■ **Set problem**
Where the word "장로들은" occurs in a line, return that line.

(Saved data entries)
□ □ □ □

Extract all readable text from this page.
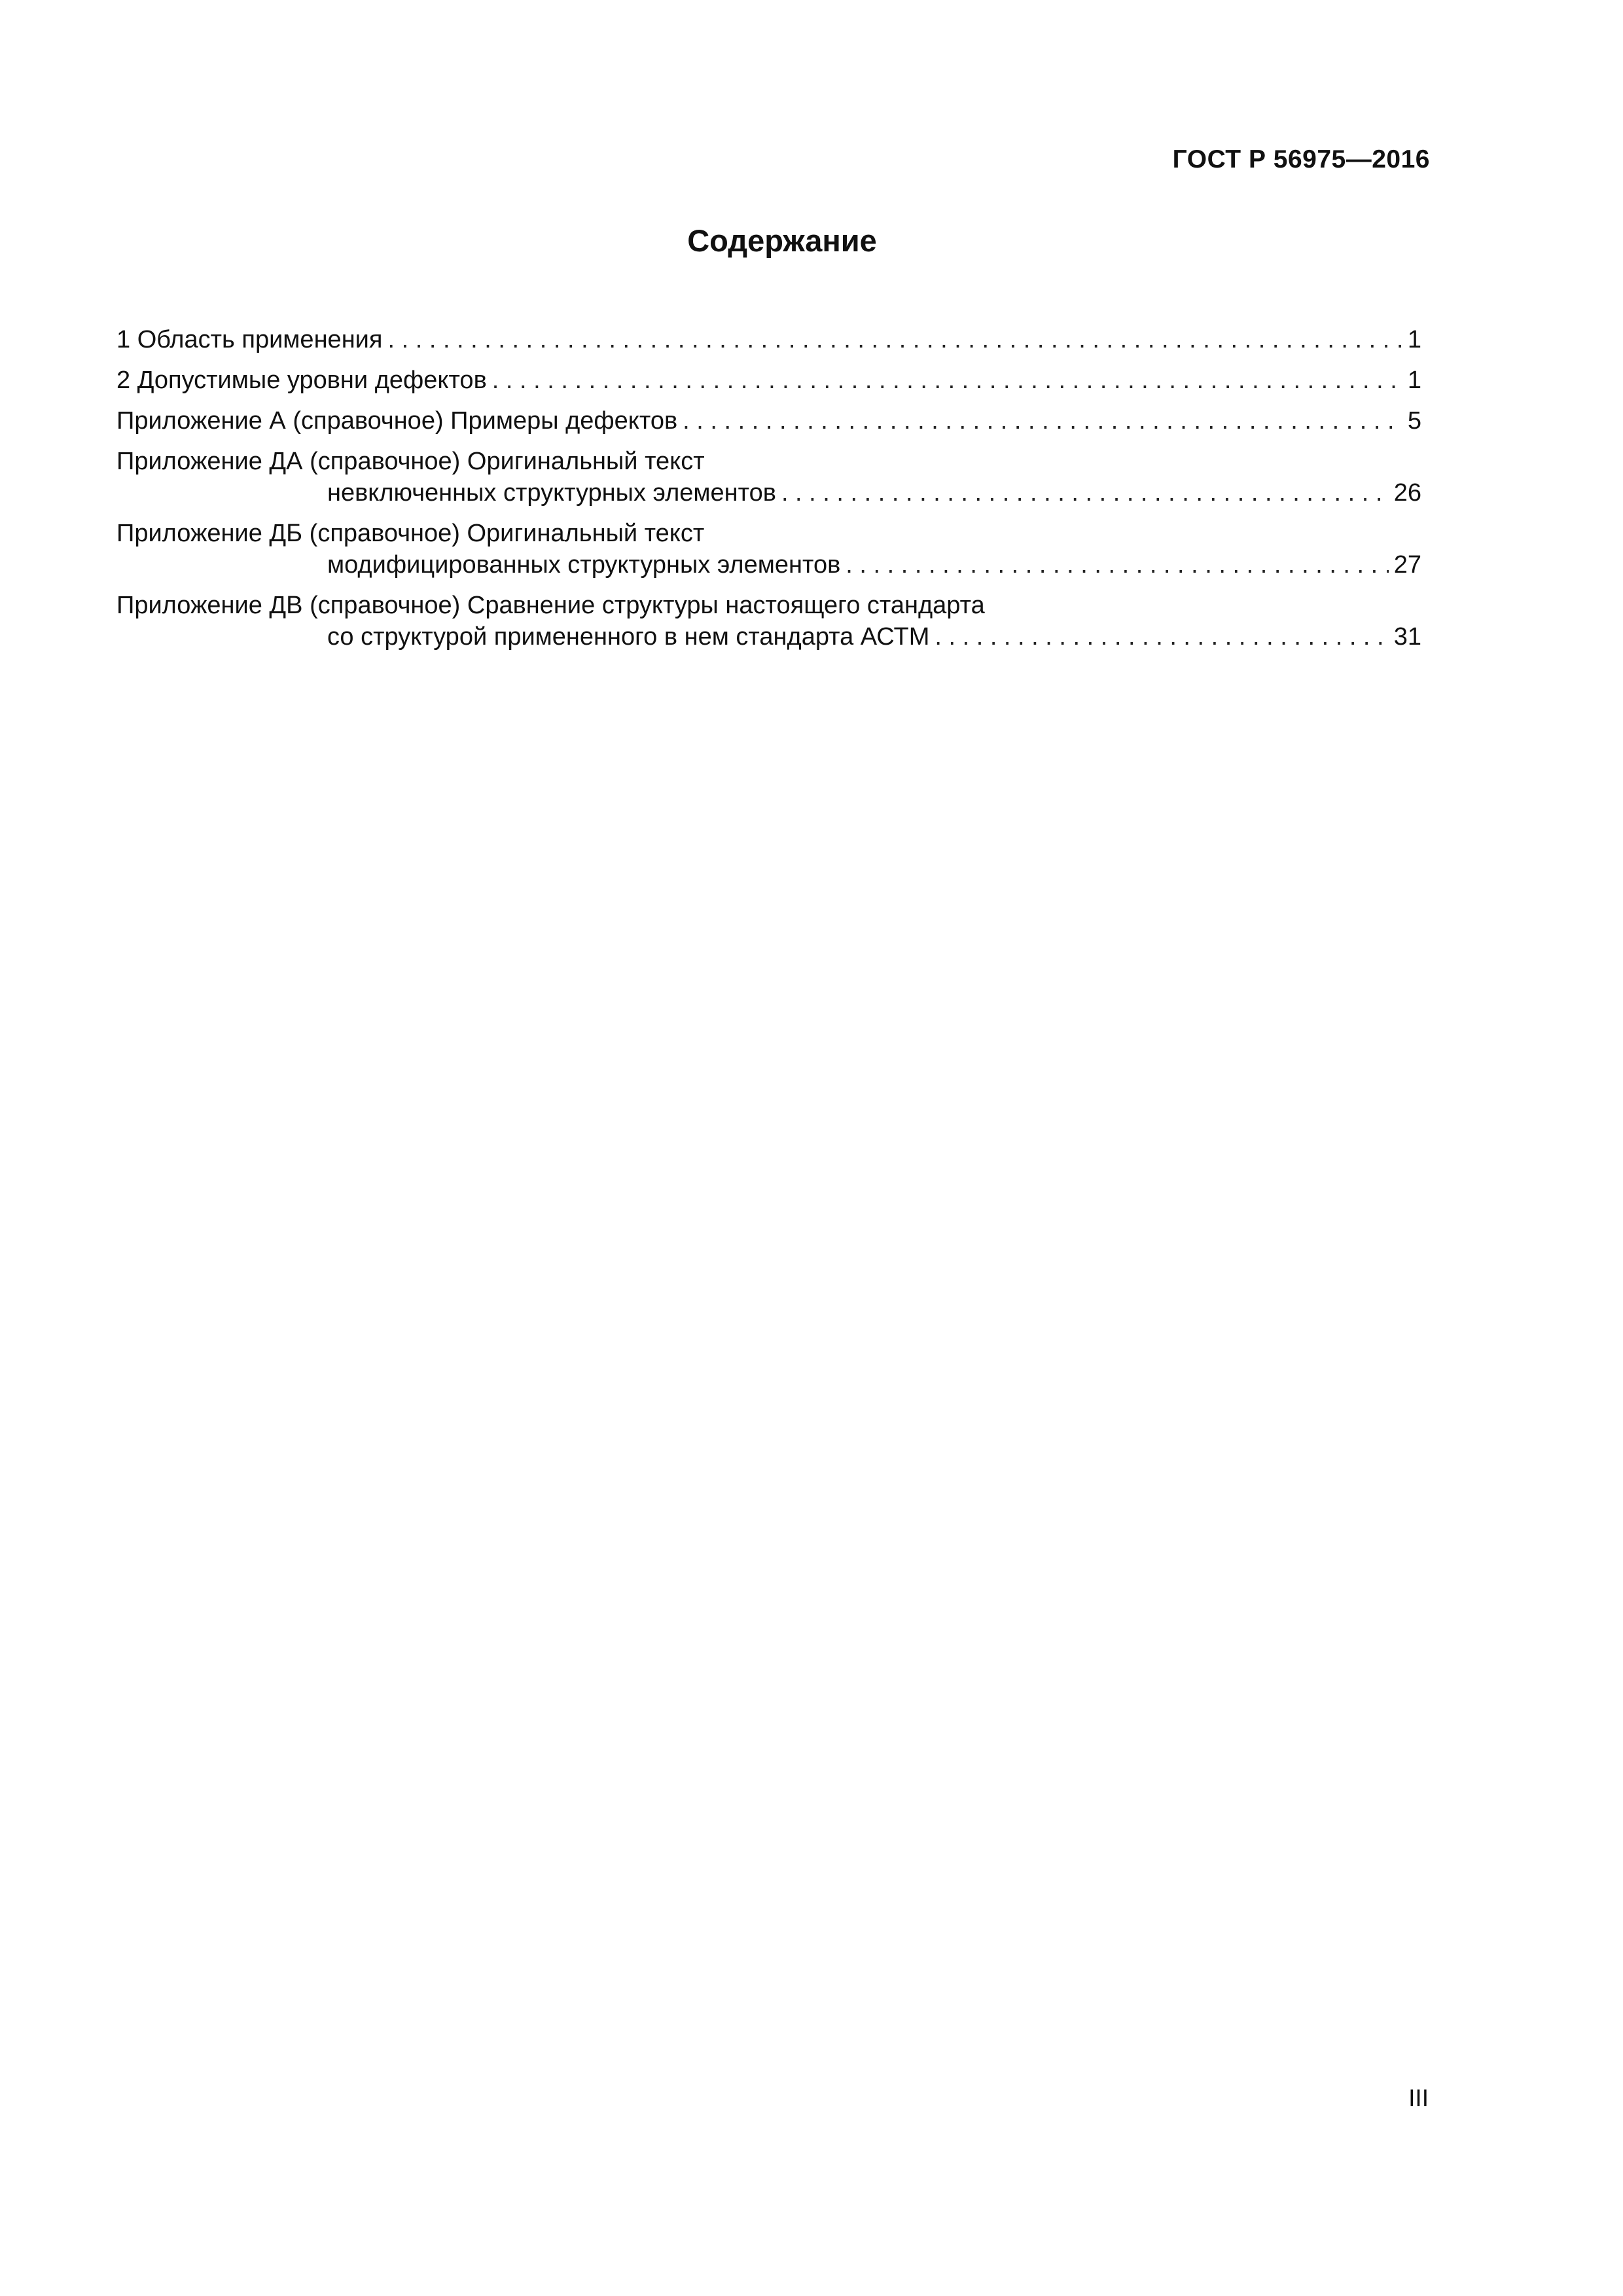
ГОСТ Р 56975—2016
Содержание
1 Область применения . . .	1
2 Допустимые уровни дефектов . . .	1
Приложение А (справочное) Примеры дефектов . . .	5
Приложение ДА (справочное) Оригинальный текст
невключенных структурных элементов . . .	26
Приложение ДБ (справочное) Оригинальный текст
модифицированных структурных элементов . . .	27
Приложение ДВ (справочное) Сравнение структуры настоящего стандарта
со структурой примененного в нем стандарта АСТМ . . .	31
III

□ □ □ □

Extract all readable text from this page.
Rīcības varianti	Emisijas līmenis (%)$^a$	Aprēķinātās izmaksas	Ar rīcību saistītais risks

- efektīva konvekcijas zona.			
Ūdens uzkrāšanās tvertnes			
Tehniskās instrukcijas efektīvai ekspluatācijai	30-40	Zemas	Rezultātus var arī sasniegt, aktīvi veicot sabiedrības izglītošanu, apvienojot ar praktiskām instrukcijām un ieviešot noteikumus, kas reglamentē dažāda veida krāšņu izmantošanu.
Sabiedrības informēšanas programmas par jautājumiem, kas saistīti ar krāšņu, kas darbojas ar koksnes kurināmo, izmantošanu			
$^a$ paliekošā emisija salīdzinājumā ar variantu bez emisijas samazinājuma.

□ □ □ □

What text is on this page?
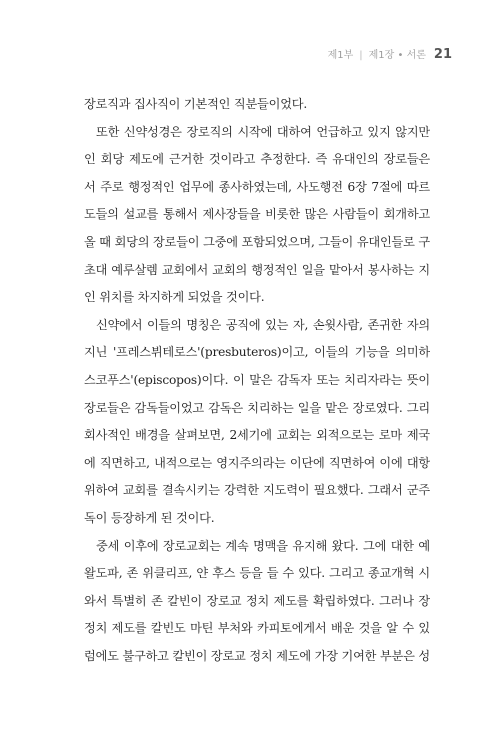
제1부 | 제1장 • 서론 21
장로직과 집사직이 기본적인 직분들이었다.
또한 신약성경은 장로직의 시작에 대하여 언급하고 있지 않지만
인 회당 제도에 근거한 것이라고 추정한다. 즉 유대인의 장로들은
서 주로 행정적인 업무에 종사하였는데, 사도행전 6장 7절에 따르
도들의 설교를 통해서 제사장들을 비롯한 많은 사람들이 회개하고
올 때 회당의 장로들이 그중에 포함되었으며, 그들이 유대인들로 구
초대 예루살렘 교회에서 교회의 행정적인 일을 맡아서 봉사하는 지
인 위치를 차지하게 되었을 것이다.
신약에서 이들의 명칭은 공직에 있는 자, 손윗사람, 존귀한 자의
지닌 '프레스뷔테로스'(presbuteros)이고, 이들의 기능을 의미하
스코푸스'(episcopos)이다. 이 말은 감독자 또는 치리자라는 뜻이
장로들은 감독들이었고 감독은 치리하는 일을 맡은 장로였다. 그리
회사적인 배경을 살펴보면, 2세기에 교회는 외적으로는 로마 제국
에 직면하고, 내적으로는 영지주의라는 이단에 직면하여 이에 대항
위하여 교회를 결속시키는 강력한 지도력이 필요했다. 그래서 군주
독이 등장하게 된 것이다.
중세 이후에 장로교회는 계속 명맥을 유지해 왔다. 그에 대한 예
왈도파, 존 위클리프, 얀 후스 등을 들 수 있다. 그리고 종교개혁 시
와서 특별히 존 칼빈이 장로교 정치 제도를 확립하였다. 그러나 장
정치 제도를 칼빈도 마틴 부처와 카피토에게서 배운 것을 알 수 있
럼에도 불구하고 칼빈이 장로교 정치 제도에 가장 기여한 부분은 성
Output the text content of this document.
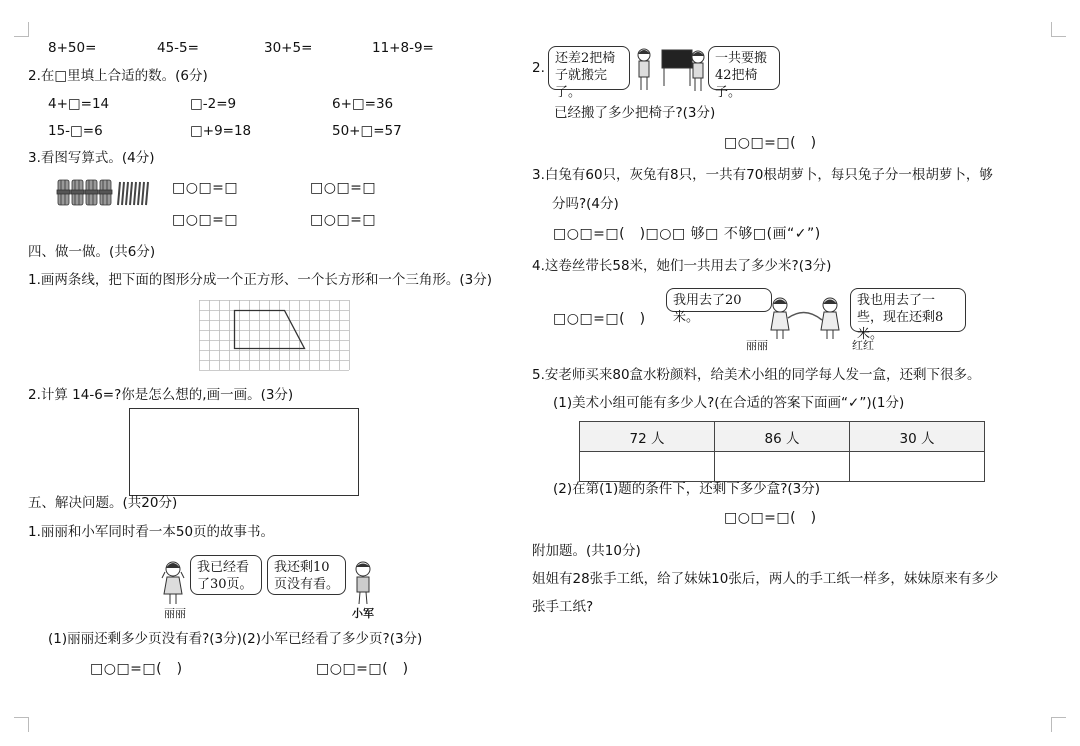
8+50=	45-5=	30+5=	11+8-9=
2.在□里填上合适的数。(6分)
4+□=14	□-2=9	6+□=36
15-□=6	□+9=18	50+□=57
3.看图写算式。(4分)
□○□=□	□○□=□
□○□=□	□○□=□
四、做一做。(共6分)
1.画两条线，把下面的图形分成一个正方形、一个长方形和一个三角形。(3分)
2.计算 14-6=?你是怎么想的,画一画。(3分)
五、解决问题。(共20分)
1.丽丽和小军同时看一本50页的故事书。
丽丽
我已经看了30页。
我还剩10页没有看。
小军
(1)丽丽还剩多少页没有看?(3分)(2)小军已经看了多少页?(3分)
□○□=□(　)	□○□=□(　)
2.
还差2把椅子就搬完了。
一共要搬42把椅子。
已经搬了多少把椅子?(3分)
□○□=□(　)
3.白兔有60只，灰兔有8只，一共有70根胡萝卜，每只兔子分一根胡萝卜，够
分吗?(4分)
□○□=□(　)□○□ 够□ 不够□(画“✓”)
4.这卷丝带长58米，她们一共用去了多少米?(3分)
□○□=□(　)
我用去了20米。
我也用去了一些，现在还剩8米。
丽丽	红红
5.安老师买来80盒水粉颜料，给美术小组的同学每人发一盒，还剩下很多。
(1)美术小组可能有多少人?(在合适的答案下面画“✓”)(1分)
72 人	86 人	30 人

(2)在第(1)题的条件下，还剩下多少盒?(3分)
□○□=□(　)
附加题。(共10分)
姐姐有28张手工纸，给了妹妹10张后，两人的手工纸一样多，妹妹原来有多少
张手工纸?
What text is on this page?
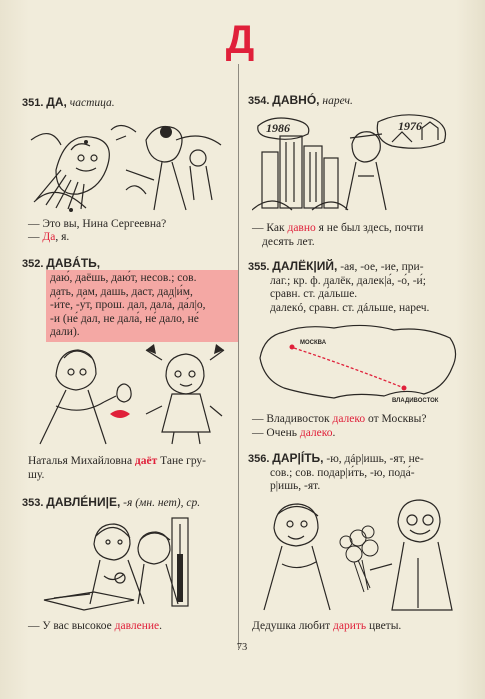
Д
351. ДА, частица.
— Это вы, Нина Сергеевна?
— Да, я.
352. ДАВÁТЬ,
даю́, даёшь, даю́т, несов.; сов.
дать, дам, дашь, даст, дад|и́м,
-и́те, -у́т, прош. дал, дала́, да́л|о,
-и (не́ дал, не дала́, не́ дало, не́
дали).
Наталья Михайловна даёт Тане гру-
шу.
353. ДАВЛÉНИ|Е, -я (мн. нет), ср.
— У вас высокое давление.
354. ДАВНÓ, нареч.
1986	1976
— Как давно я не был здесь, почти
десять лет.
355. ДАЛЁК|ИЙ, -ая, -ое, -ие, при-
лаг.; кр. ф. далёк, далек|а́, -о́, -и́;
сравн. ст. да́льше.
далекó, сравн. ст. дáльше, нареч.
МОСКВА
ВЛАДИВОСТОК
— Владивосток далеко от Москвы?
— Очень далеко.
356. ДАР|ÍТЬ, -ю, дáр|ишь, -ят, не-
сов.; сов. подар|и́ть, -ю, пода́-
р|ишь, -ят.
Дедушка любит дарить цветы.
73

□ □ □ □

■ **Complete answer**
인 회당 제도에 근거한 것이라고 추정한다. 즉 유대인의 장로들은
장로들은 감독들이었고 감독은 치리하는 일을 맡은 장로였다. 그리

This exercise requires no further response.